● **What the exercise asks**
Records follow. Pull out every line that contains "Сгенерировать".

Start Data for the task

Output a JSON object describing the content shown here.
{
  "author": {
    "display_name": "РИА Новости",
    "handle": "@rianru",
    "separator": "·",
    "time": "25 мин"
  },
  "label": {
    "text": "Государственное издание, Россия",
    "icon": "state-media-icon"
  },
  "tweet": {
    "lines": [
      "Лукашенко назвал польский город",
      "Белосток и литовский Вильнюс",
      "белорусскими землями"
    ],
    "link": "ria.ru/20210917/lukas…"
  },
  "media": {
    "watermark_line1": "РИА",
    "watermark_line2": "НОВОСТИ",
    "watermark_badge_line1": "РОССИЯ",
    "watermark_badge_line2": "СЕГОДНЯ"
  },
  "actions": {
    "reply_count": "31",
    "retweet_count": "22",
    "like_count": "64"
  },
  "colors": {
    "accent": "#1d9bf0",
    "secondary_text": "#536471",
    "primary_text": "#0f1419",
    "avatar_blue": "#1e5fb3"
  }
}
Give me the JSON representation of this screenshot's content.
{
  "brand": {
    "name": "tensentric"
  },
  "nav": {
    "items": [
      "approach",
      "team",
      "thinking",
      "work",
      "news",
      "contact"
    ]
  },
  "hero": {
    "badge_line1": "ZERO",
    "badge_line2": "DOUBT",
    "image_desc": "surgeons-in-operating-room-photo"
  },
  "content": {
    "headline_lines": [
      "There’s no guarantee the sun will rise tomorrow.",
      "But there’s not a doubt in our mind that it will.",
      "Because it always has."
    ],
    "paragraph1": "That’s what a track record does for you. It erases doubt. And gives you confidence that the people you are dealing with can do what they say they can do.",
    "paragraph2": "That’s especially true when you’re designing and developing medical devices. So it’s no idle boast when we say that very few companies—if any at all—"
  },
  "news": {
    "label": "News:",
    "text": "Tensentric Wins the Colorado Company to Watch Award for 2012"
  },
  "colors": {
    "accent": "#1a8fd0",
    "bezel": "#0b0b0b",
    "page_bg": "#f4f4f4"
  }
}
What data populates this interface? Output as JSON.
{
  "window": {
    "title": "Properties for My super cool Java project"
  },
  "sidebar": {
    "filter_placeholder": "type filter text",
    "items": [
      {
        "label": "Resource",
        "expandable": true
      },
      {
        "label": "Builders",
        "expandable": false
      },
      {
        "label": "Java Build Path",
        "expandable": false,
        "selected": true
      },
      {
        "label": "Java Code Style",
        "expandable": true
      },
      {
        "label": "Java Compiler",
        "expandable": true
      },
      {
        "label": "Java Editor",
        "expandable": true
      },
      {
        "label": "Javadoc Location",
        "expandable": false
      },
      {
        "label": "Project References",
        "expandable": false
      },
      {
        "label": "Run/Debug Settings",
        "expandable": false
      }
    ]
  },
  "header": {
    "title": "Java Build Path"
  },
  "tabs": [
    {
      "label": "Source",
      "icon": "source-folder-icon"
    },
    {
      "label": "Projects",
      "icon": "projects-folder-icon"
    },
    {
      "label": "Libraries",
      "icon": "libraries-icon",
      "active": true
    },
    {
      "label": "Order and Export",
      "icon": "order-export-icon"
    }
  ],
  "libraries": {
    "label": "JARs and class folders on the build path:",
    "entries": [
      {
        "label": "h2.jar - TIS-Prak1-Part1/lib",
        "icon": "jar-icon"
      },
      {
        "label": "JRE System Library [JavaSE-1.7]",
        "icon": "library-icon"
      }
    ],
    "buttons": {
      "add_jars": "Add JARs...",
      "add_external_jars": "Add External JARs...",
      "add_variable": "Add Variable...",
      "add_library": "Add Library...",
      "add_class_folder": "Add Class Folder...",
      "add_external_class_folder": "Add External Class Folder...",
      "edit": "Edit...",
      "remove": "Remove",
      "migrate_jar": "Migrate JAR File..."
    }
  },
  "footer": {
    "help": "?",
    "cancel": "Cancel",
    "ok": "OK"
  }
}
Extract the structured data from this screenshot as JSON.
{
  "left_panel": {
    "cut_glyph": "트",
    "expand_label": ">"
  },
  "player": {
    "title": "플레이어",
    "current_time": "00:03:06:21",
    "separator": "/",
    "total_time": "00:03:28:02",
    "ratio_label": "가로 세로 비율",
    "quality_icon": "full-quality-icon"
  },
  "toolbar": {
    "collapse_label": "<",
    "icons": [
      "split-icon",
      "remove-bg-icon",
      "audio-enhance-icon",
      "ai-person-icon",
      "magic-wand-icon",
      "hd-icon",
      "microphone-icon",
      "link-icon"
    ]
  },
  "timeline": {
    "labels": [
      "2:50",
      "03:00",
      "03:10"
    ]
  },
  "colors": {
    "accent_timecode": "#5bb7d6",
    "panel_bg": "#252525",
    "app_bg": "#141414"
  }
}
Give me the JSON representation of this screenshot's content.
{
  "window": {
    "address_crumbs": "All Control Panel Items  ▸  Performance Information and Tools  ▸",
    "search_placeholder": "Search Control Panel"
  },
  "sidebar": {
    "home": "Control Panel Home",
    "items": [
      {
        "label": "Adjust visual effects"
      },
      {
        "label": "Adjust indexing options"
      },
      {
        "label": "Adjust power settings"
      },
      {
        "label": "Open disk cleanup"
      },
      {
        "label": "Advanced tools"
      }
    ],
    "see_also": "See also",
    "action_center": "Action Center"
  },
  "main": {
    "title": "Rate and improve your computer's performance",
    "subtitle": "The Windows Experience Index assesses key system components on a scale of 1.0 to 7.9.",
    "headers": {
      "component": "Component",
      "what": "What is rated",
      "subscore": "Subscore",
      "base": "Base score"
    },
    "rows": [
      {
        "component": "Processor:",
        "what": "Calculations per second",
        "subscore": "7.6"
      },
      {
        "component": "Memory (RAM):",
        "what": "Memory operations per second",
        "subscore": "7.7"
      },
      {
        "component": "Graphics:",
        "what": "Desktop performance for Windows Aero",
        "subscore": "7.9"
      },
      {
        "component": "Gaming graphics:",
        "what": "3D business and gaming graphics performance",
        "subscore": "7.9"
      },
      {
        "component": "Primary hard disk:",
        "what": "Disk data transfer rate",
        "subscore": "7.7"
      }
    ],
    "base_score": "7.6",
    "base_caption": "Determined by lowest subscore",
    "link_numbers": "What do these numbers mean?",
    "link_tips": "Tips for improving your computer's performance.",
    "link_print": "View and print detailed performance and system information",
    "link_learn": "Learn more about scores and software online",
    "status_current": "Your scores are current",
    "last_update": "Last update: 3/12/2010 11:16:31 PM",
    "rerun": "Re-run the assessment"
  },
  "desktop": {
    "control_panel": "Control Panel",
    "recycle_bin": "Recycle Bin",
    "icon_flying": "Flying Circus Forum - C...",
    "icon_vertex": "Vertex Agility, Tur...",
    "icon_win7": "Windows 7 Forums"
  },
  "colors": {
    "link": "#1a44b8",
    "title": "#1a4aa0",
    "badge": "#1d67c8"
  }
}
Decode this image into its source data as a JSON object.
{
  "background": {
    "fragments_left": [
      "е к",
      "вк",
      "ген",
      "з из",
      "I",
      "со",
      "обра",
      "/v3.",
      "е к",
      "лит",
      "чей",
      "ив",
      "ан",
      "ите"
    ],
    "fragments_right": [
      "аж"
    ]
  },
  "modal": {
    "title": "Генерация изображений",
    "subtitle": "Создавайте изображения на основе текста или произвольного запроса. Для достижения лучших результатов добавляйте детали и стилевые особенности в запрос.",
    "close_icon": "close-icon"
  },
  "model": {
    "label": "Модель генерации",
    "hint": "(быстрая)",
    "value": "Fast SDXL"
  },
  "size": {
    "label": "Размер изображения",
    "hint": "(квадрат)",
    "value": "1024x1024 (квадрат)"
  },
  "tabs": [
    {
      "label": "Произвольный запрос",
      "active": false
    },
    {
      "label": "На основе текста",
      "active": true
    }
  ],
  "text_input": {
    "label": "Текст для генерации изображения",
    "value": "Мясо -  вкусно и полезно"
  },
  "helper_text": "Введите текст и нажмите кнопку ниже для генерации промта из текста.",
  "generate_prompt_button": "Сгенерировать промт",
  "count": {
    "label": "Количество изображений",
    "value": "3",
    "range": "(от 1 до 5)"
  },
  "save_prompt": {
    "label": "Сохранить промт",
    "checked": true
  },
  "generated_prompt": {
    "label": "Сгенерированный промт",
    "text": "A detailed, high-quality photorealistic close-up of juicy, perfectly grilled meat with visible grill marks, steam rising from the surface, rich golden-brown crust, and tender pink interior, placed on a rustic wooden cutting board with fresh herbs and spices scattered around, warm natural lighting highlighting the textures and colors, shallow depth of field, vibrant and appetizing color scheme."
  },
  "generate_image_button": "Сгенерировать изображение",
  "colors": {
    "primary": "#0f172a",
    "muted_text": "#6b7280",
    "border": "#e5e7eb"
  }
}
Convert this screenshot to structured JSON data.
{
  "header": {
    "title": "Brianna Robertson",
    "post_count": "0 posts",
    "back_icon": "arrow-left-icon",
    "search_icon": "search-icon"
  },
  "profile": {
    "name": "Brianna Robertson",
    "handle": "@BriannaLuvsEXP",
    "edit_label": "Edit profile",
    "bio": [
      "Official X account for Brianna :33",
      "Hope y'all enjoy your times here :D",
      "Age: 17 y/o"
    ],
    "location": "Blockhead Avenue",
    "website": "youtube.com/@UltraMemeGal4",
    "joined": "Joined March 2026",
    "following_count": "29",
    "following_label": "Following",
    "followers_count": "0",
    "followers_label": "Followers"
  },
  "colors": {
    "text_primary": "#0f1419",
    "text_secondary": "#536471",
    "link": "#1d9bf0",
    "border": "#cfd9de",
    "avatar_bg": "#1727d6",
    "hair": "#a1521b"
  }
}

End Data for the task

● **Output for this exercise**
  "generate_prompt_button": "Сгенерировать промт",
  "generate_image_button": "Сгенерировать изображение",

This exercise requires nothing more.